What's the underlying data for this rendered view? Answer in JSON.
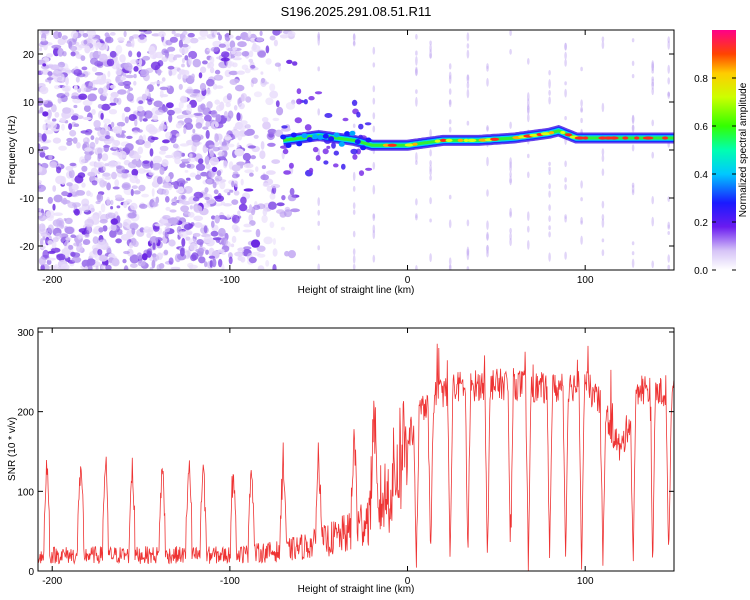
{
  "title": "S196.2025.291.08.51.R11",
  "chart_data": [
    {
      "type": "heatmap",
      "title": "S196.2025.291.08.51.R11",
      "xlabel": "Height of straight line (km)",
      "ylabel": "Frequency (Hz)",
      "xlim": [
        -208,
        150
      ],
      "ylim": [
        -25,
        25
      ],
      "xticks": [
        -200,
        -100,
        0,
        100
      ],
      "yticks": [
        20,
        10,
        0,
        -10,
        -20
      ],
      "colorbar": {
        "label": "Normalized spectral amplitude",
        "range": [
          0,
          1
        ],
        "ticks": [
          0.0,
          0.2,
          0.4,
          0.6,
          0.8
        ]
      },
      "ridge": {
        "description": "dominant frequency line",
        "x": [
          -70,
          -50,
          -30,
          -20,
          0,
          20,
          40,
          60,
          80,
          85,
          95,
          100,
          120,
          150
        ],
        "y": [
          2,
          3,
          2,
          1,
          1,
          2,
          2,
          2.5,
          3.5,
          4,
          2.5,
          2.5,
          2.5,
          2.5
        ]
      },
      "noise_region": [
        -208,
        -70
      ]
    },
    {
      "type": "line",
      "xlabel": "Height of straight line (km)",
      "ylabel": "SNR (10 * v/v)",
      "xlim": [
        -208,
        150
      ],
      "ylim": [
        0,
        305
      ],
      "xticks": [
        -200,
        -100,
        0,
        100
      ],
      "yticks": [
        0,
        100,
        200,
        300
      ],
      "series": [
        {
          "name": "SNR",
          "color": "#ee3333",
          "x": [
            -208,
            -150,
            -100,
            -70,
            -50,
            -30,
            -20,
            -10,
            -5,
            0,
            5,
            10,
            20,
            30,
            60,
            80,
            100,
            110,
            120,
            130,
            150
          ],
          "y": [
            20,
            20,
            20,
            25,
            35,
            50,
            75,
            100,
            140,
            170,
            180,
            210,
            225,
            232,
            235,
            228,
            235,
            205,
            150,
            230,
            220
          ]
        }
      ],
      "spikes_x": [
        -203,
        -184,
        -170,
        -155,
        -138,
        -123,
        -115,
        -98,
        -88,
        -70,
        -50,
        -30,
        -19,
        5,
        13,
        24,
        34,
        45,
        58,
        68,
        80,
        89,
        98,
        110,
        127,
        138,
        147
      ]
    }
  ]
}
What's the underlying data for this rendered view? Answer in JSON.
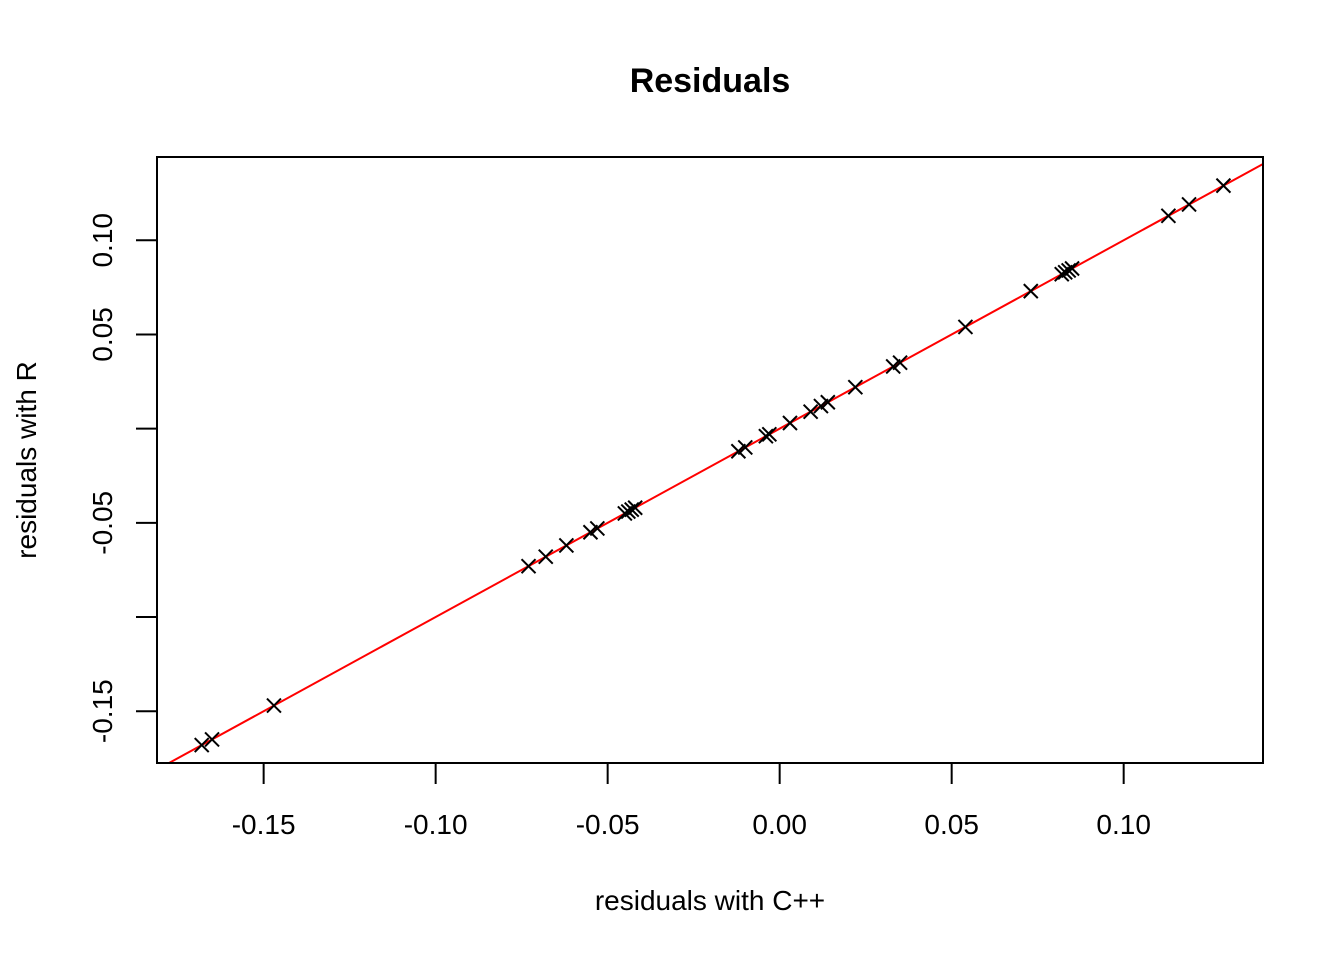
{
  "chart_data": {
    "type": "scatter",
    "title": "Residuals",
    "xlabel": "residuals with C++",
    "ylabel": "residuals with R",
    "xlim": [
      -0.181,
      0.1405
    ],
    "ylim": [
      -0.1775,
      0.1442
    ],
    "x_ticks": [
      -0.15,
      -0.1,
      -0.05,
      0.0,
      0.05,
      0.1
    ],
    "x_tick_labels": [
      "-0.15",
      "-0.10",
      "-0.05",
      "0.00",
      "0.05",
      "0.10"
    ],
    "y_ticks": [
      -0.15,
      -0.1,
      -0.05,
      0.0,
      0.05,
      0.1
    ],
    "y_tick_labels": [
      "-0.15",
      "",
      "-0.05",
      "",
      "0.05",
      "0.10"
    ],
    "grid": false,
    "legend": "none",
    "marker": "x",
    "marker_color": "#000000",
    "reference_line": {
      "type": "identity",
      "slope": 1,
      "intercept": 0,
      "color": "#ff0000"
    },
    "points": [
      {
        "x": -0.168,
        "y": -0.168
      },
      {
        "x": -0.165,
        "y": -0.165
      },
      {
        "x": -0.147,
        "y": -0.147
      },
      {
        "x": -0.073,
        "y": -0.073
      },
      {
        "x": -0.068,
        "y": -0.068
      },
      {
        "x": -0.062,
        "y": -0.062
      },
      {
        "x": -0.055,
        "y": -0.055
      },
      {
        "x": -0.053,
        "y": -0.053
      },
      {
        "x": -0.045,
        "y": -0.045
      },
      {
        "x": -0.044,
        "y": -0.044
      },
      {
        "x": -0.043,
        "y": -0.043
      },
      {
        "x": -0.042,
        "y": -0.042
      },
      {
        "x": -0.012,
        "y": -0.012
      },
      {
        "x": -0.01,
        "y": -0.01
      },
      {
        "x": -0.004,
        "y": -0.004
      },
      {
        "x": -0.003,
        "y": -0.003
      },
      {
        "x": 0.003,
        "y": 0.003
      },
      {
        "x": 0.009,
        "y": 0.009
      },
      {
        "x": 0.012,
        "y": 0.012
      },
      {
        "x": 0.014,
        "y": 0.014
      },
      {
        "x": 0.022,
        "y": 0.022
      },
      {
        "x": 0.033,
        "y": 0.033
      },
      {
        "x": 0.035,
        "y": 0.035
      },
      {
        "x": 0.054,
        "y": 0.054
      },
      {
        "x": 0.073,
        "y": 0.073
      },
      {
        "x": 0.082,
        "y": 0.082
      },
      {
        "x": 0.083,
        "y": 0.083
      },
      {
        "x": 0.084,
        "y": 0.084
      },
      {
        "x": 0.085,
        "y": 0.085
      },
      {
        "x": 0.113,
        "y": 0.113
      },
      {
        "x": 0.119,
        "y": 0.119
      },
      {
        "x": 0.129,
        "y": 0.129
      }
    ]
  }
}
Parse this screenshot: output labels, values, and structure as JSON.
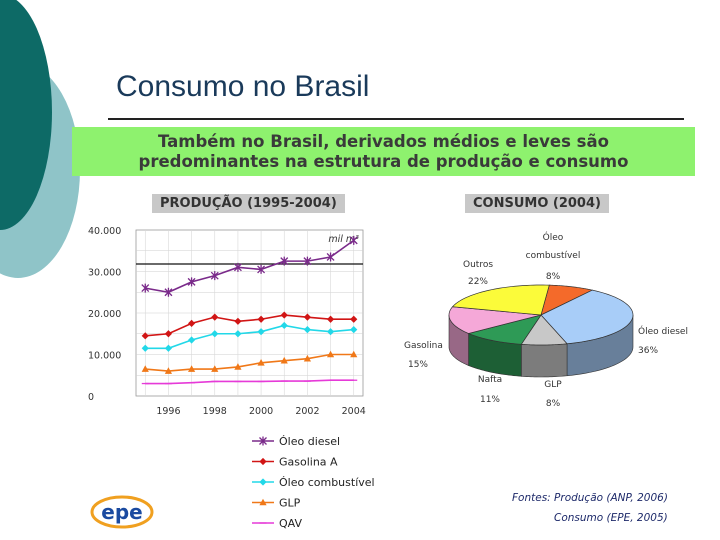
{
  "slide": {
    "title": "Consumo no Brasil",
    "banner_line1": "Também no Brasil, derivados médios e leves são",
    "banner_line2": "predominantes na estrutura de produção e consumo",
    "logo_text": "epe",
    "sources": {
      "line1": "Fontes: Produção (ANP, 2006)",
      "line2": "Consumo (EPE, 2005)"
    }
  },
  "chart_data": [
    {
      "type": "line",
      "title": "PRODUÇÃO (1995-2004)",
      "unit_label": "mil m³",
      "x": [
        1995,
        1996,
        1997,
        1998,
        1999,
        2000,
        2001,
        2002,
        2003,
        2004
      ],
      "xticks": [
        "1996",
        "1998",
        "2000",
        "2002",
        "2004"
      ],
      "ylim": [
        0,
        40000
      ],
      "yticks": [
        "40.000",
        "30.000",
        "20.000",
        "10.000",
        "0"
      ],
      "series": [
        {
          "name": "Óleo diesel",
          "color": "#7a2a8a",
          "marker": "star",
          "values": [
            26000,
            25000,
            27500,
            29000,
            31000,
            30500,
            32500,
            32500,
            33500,
            37500
          ]
        },
        {
          "name": "Gasolina A",
          "color": "#d11515",
          "marker": "diamond",
          "values": [
            14500,
            15000,
            17500,
            19000,
            18000,
            18500,
            19500,
            19000,
            18500,
            18500
          ]
        },
        {
          "name": "Óleo combustível",
          "color": "#22d8e8",
          "marker": "diamond",
          "values": [
            11500,
            11500,
            13500,
            15000,
            15000,
            15500,
            17000,
            16000,
            15500,
            16000
          ]
        },
        {
          "name": "GLP",
          "color": "#f07818",
          "marker": "triangle",
          "values": [
            6500,
            6000,
            6500,
            6500,
            7000,
            8000,
            8500,
            9000,
            10000,
            10000
          ]
        },
        {
          "name": "QAV",
          "color": "#e63ad8",
          "marker": "line",
          "values": [
            3000,
            3000,
            3200,
            3500,
            3500,
            3500,
            3600,
            3600,
            3800,
            3800
          ]
        }
      ]
    },
    {
      "type": "pie",
      "title": "CONSUMO (2004)",
      "slices": [
        {
          "label": "Óleo combustível",
          "value": 8,
          "pct": "8%",
          "color": "#f46a2a"
        },
        {
          "label": "Óleo diesel",
          "value": 36,
          "pct": "36%",
          "color": "#a8cdf8"
        },
        {
          "label": "GLP",
          "value": 8,
          "pct": "8%",
          "color": "#c8c8c8"
        },
        {
          "label": "Nafta",
          "value": 11,
          "pct": "11%",
          "color": "#2e9a56"
        },
        {
          "label": "Gasolina",
          "value": 15,
          "pct": "15%",
          "color": "#f5a8d8"
        },
        {
          "label": "Outros",
          "value": 22,
          "pct": "22%",
          "color": "#fbfb3a"
        }
      ]
    }
  ]
}
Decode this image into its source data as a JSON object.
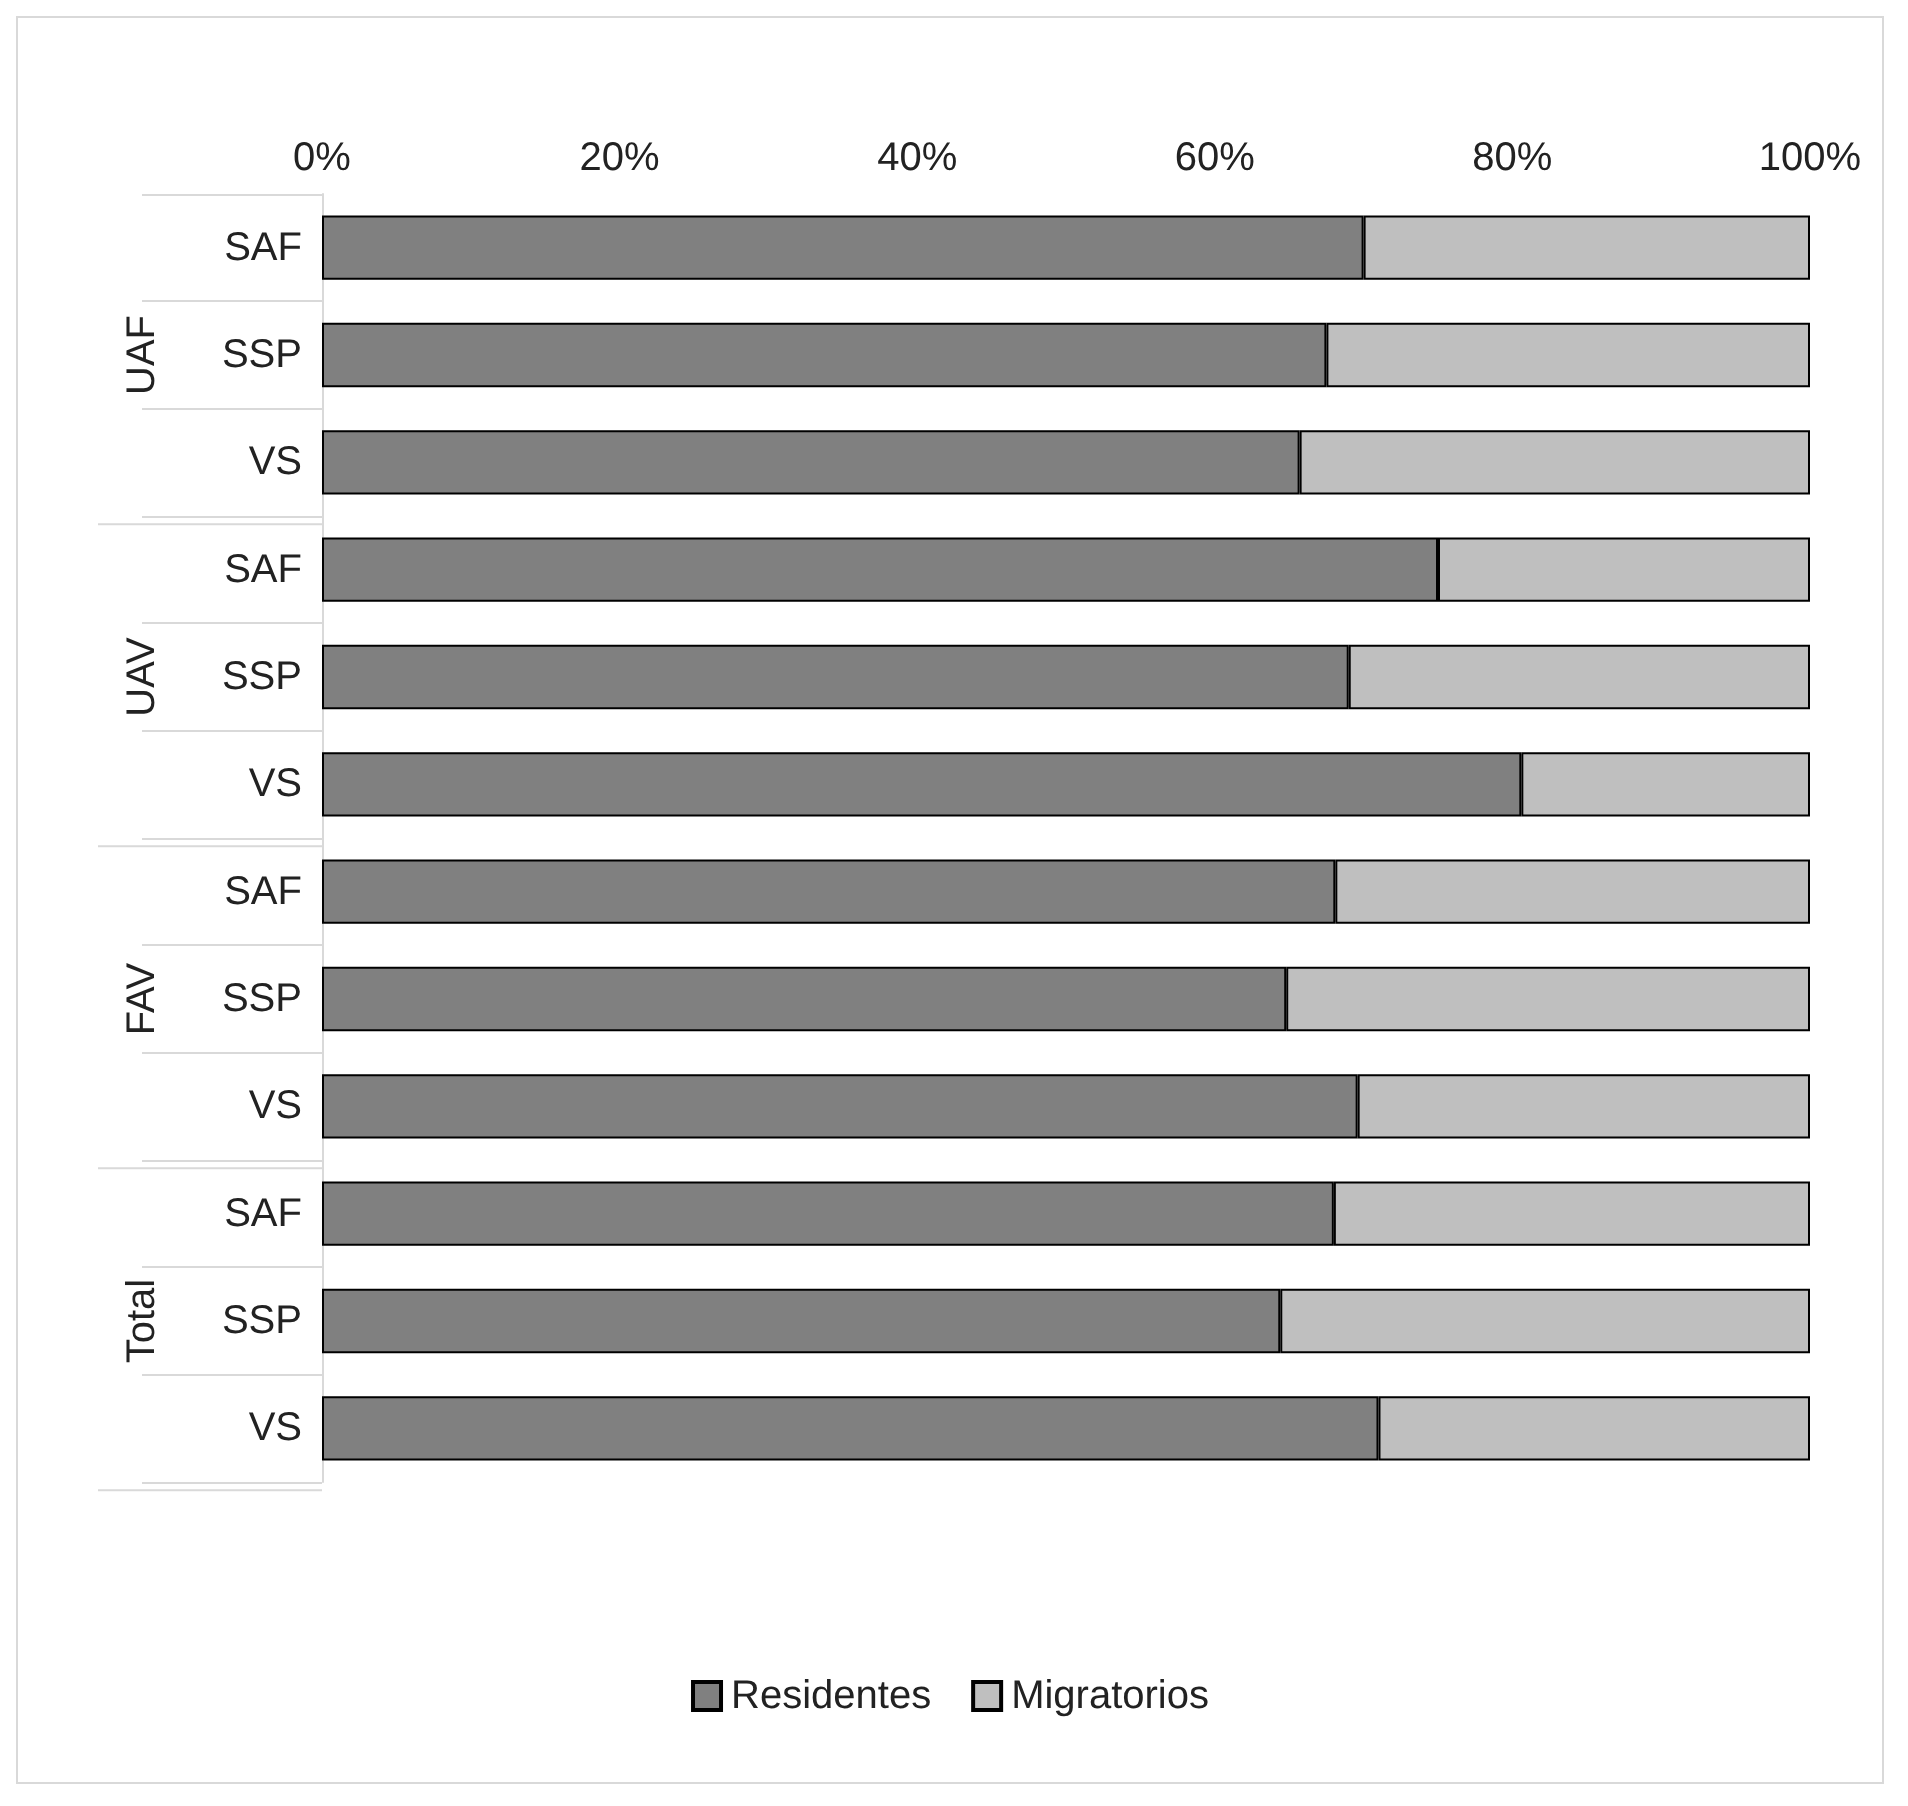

--------------------------------

Only the number is wanted: how many lines contain the string "this"?

4